# EXTRACT
========
[darcs-users] On merging

Anthony Towns aj at azure.humbug.org.au
Thu Nov 25 16:50:01 UTC 2004


David Roundy wrote:
> The merge algorithms definitely need
> improvement when there are conflicts.  It's possible that there is no
> efficient solution, which would be very sad, but I'm still optimistic that
> I'll be able to figure out a more efficient way to do things.
> 
> The current (inefficient) algorithms came about because originally I was
> overly ambitious, and when my original ideas turned out to be flawed, I
> went with an algorithm (based on the original one) which was safe and
> correct via a simple modification of the old algorithm.  Dealing with merge
> conflicts isn't easy, and for the last year I've been caught up fixing real
> bugs.

I'm trying to rewrite the patch theory in a way that I understand; and 
I'm stuck on the merge part again. :-/

I guess the main thing I don't get is why when you have conflicts, 
"darcs pull" leaves unrecorded changes (ie, "vvvv", "****", and "^^^^") 
in the repo? Having patch X recorded, pulling patch Y that conflicts 
with patch X, and then running "darcs revert" and having the resulting 
repo not have either X or Y applied (let alone the merger stuff) seems 
confusing too.

Oh well. Is it the case that Theorem Two (the "do some commutes and 
inversions to work out the merged patch" one) applies except when there 
are "conflicts"? Hrm.
========
# RAW DATA

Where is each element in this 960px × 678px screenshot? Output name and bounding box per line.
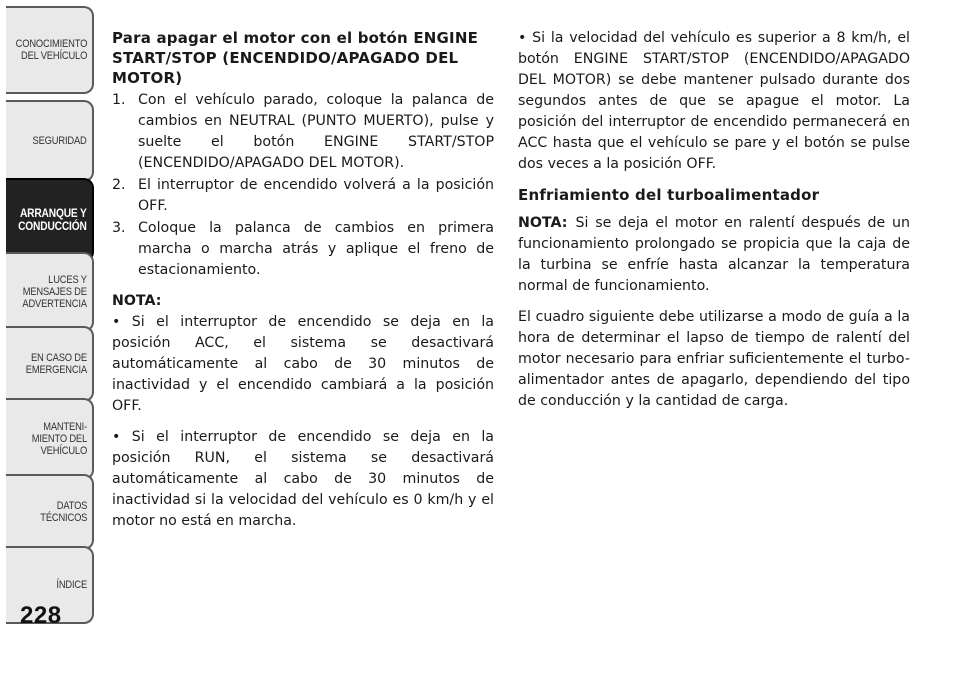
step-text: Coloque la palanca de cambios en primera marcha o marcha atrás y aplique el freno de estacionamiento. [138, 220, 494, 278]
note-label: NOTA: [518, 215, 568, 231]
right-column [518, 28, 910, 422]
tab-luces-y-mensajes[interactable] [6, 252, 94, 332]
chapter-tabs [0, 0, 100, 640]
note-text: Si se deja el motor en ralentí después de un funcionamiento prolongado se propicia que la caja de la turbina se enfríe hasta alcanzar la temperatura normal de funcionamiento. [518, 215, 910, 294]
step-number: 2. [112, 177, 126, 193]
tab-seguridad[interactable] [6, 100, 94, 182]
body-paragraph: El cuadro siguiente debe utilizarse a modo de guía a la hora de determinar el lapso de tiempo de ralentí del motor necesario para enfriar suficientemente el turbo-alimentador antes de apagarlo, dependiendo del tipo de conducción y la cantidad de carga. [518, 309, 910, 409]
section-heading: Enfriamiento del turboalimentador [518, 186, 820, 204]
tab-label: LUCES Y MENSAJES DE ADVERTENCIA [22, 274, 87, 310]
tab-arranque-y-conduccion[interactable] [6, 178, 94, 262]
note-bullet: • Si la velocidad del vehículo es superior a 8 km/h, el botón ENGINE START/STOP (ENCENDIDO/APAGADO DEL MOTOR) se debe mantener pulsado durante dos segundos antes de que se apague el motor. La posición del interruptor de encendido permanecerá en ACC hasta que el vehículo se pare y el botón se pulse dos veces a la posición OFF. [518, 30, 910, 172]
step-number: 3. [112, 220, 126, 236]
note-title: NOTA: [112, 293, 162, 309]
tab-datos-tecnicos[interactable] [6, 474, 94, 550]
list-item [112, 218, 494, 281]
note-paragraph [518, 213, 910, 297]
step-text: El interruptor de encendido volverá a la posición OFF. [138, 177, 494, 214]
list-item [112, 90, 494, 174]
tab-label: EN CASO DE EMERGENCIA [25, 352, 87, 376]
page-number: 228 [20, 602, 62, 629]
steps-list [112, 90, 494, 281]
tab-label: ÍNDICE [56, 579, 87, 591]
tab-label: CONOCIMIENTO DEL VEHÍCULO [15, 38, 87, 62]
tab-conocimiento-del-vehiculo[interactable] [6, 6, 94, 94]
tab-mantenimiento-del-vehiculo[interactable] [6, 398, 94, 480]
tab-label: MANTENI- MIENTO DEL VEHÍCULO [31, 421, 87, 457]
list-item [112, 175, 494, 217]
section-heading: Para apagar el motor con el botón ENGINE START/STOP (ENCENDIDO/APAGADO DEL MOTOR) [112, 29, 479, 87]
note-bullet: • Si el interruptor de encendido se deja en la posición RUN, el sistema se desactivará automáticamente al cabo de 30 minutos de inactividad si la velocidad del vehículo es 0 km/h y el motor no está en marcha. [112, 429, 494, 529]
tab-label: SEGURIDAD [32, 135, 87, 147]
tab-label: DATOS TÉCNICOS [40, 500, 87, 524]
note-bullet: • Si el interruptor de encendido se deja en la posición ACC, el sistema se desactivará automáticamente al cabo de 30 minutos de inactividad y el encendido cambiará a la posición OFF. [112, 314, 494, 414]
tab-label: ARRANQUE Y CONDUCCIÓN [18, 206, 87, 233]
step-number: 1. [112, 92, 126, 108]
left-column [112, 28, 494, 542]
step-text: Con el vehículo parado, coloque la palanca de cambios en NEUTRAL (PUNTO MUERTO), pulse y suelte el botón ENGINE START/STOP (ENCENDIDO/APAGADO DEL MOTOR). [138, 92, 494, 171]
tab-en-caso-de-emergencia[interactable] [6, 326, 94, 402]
========
# EXERCISE REQUIREMENTS
1) In the post on darcs merging, what does David Roundy say he has been caught up doing for the last year?
2) Write the next part of the mailing-list post on darcs merging, picking up after its final sentence.

# ANSWERS TO THE PROBLEMS
1) Fixing real bugs.

2)
Also, the patch theory says: "If either commute fails, this theorem does 
not apply." -- I think you can simplify that to just say that the 
theorem doesn't apply if P^{-1} and Q don't commute. FWIW, I find it 
simpler to say:

	P = p inverse
	Q = q inverse

	p and q both apply to repository r, ie p*r and q*r makes a valid 
repository; r = P*p*r = Q*q*r, obviously.

	q*r
	= q*(P*p*r)
	= (q*P)*p*r
	= (P'*q')*p*r  (if q, P commute)

	X = P' inverse
	X*q*r = X*P'*q'*p*r
	X*q*r = q'*p*r

	Merged patches are X for p, and q' for q

Sorry for being a wimp and leaving in the context rather than just 
working on patches against uncollapsed repositories :)

Anyway, that means it'll work as long as the _second_ commute succeeds. 
No need for the "either". AFAICS, anyway?

What does "q and P doesn't commute" mean? Unless I'm missing something 
it means q depends on P; which is to say q can't be applied until 
something from p is undone. Which I think is the same as saying "q and p 
conflict". (I really hope that's right, because it's beginning to be 
comprehensible :)

Erm.

Okay, now I'm really confused. It seems like "X,MERGE(X,Y)" is the same 
as "X,X^{-1}". Ah, it is the same if X and Y don't have mergers 
themselves, but it's different if they do have mergers. I guess what 
confuses me is the statement:

] The job of a merger is basically to undo the two conflicting patches,
] and then apply some sort of a ``resolution'' of the two instead.

when what it really seems to do is just undo the two conflicting 
patches, and leave you to later apply a patch that includes both of them.

Hrm, except surely that doesn't work right? If I've got patches:

A1:	addfile ./foo

A2:	hunk ./foo 1
	+ hello

B:	addfile ./foo

then if I apply A1,B and get a conflict, and then apply A2, I get a 
changelog that adds ./foo twice, changes it once, and end up without the 
file in my repository at all?

I'm sceptical because I find that behaviour completely batty, which 
usually means I'm missing something obvious and enlightening :)

(And I know I'm missing /something/ because I still don't see what 
"unwinding" has to do with anything)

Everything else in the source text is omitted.